─── Exercise material ───
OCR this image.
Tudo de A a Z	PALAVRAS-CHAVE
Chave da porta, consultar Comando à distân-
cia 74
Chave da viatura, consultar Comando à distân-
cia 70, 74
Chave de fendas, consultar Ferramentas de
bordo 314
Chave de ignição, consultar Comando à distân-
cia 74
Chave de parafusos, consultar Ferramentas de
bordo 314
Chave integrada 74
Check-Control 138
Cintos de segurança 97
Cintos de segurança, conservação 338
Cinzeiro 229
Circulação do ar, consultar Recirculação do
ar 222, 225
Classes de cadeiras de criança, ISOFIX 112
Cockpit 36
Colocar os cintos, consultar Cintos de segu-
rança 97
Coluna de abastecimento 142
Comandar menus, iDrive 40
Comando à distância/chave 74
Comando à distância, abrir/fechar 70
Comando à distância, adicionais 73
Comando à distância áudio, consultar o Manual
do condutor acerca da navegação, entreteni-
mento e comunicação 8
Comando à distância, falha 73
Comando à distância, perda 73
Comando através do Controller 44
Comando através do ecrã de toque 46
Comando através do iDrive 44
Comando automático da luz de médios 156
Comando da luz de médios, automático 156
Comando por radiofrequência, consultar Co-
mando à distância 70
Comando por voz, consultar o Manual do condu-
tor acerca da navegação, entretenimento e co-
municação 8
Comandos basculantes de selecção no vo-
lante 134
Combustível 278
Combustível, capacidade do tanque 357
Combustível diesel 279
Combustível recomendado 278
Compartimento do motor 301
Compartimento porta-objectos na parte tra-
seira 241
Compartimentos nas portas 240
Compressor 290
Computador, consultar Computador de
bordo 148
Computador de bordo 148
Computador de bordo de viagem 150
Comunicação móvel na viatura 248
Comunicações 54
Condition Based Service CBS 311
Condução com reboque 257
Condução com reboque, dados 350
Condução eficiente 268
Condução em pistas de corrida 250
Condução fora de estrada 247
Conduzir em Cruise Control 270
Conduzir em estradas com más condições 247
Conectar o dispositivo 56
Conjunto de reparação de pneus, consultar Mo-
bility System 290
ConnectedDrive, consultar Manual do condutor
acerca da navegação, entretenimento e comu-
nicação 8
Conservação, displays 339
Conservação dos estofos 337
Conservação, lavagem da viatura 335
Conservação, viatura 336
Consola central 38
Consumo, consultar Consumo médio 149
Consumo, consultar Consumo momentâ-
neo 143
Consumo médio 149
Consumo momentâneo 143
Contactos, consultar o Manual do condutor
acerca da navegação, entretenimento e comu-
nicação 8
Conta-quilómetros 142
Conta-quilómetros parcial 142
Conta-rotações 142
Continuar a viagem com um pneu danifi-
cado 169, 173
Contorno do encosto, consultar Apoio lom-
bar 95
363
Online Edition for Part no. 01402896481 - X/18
───
> _Written task_: Copy out each line of the material that holds the word "bordo".

> _Problem solution_:
bordo 314
bordo 314
bordo 148
Computador de bordo 148
Computador de bordo de viagem 150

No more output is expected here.